** start of Records supplied **

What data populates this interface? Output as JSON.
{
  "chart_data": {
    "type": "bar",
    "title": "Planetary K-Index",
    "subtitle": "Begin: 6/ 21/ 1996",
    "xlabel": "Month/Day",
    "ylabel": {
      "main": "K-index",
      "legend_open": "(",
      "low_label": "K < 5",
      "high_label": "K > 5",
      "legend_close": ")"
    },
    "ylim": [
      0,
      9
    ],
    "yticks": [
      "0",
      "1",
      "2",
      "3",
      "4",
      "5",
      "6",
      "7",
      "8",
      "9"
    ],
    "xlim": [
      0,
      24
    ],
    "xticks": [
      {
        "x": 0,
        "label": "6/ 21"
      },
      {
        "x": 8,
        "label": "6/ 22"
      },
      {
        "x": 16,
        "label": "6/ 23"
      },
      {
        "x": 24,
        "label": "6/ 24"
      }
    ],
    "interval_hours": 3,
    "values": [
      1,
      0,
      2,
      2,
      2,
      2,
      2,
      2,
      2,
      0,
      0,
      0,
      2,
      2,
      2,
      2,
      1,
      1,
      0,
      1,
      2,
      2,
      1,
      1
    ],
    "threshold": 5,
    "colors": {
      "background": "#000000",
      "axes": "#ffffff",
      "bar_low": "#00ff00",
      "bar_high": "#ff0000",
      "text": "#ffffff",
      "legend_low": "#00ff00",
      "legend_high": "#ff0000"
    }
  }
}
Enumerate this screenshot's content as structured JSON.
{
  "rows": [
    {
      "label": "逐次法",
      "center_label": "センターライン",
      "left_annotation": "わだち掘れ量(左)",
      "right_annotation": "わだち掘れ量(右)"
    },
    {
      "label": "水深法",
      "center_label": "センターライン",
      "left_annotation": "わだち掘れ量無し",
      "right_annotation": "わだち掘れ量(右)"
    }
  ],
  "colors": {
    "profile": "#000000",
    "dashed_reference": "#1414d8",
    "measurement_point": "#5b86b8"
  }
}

** end of Records supplied **
** start of Records supplied **

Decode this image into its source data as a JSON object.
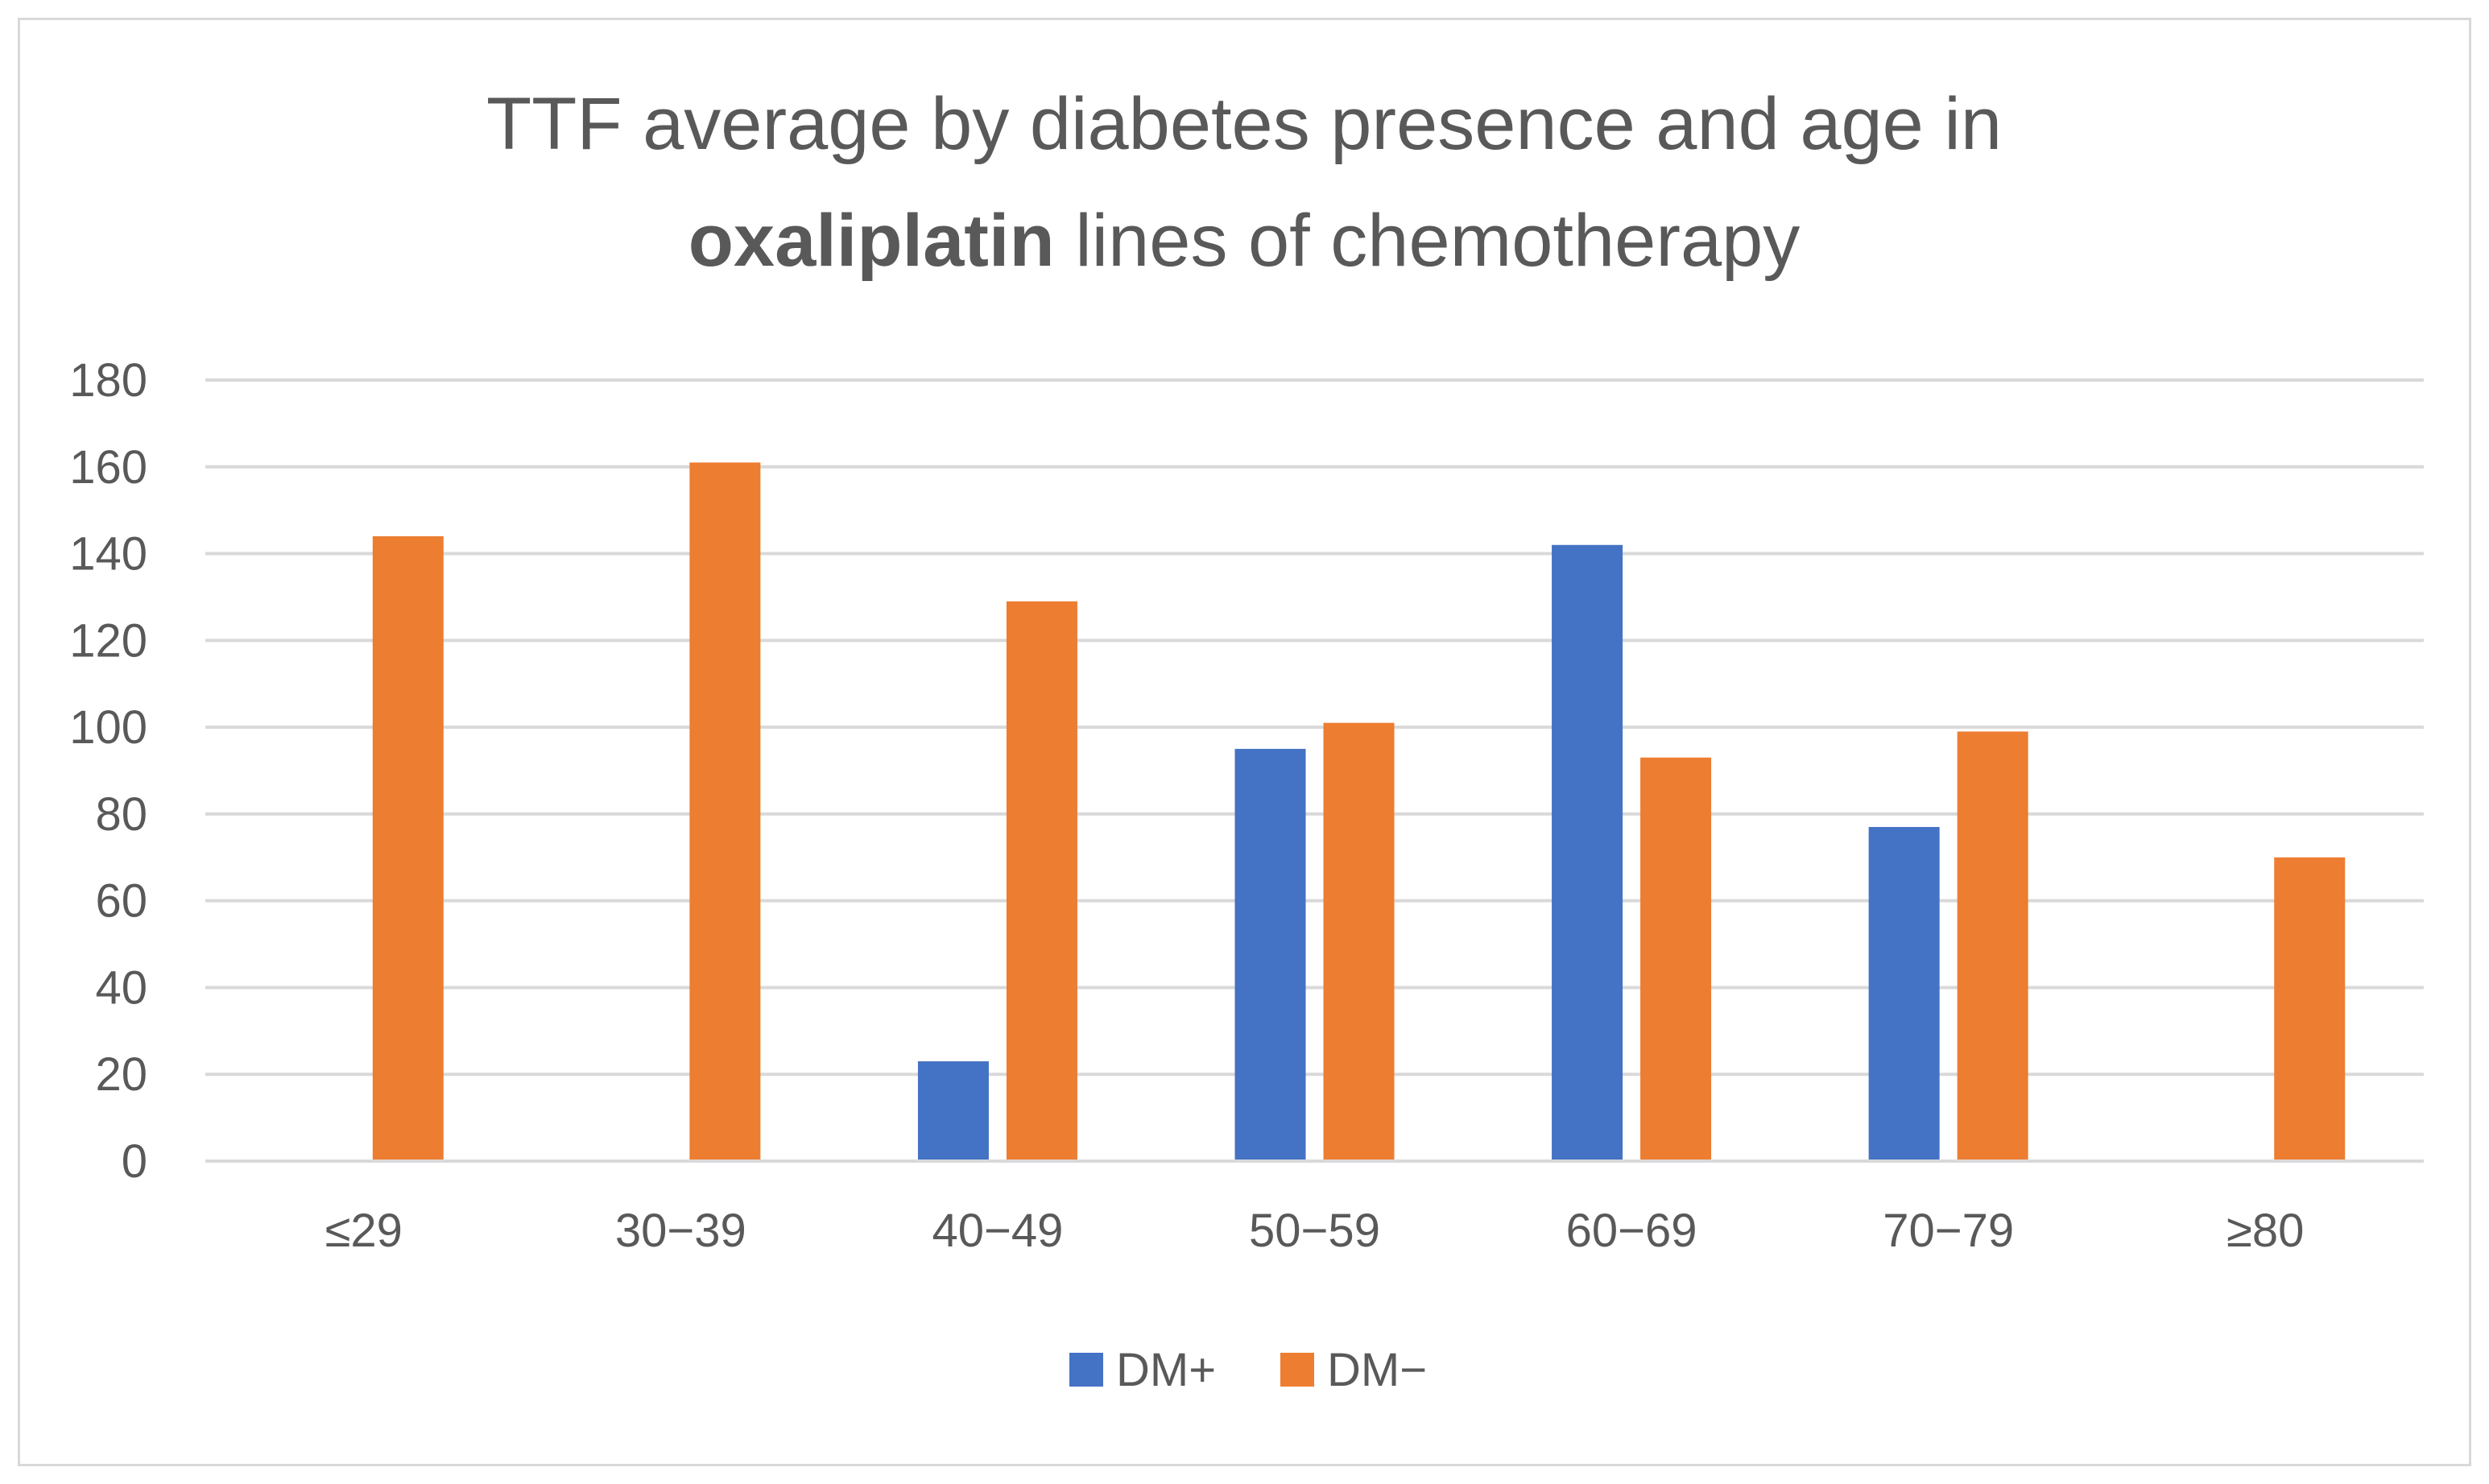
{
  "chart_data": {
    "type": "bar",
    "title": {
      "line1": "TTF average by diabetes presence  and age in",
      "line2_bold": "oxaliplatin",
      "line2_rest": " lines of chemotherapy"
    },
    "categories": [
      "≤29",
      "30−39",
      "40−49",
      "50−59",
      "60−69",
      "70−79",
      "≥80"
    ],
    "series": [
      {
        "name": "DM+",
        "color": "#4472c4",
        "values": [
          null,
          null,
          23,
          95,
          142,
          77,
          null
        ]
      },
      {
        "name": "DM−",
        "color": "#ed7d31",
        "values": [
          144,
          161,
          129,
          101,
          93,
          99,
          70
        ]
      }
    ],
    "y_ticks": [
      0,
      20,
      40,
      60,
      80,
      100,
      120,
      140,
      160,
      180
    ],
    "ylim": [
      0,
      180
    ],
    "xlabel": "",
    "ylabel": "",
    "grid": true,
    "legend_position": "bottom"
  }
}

** end of Records supplied **

● **The task**
Scan the records for the string "this". Copy each line in which it appears.

● **Response below**
What data populates this interface? Output as JSON.
Enumerate this screenshot's content as structured JSON.
Decode this image into its source data as a JSON object.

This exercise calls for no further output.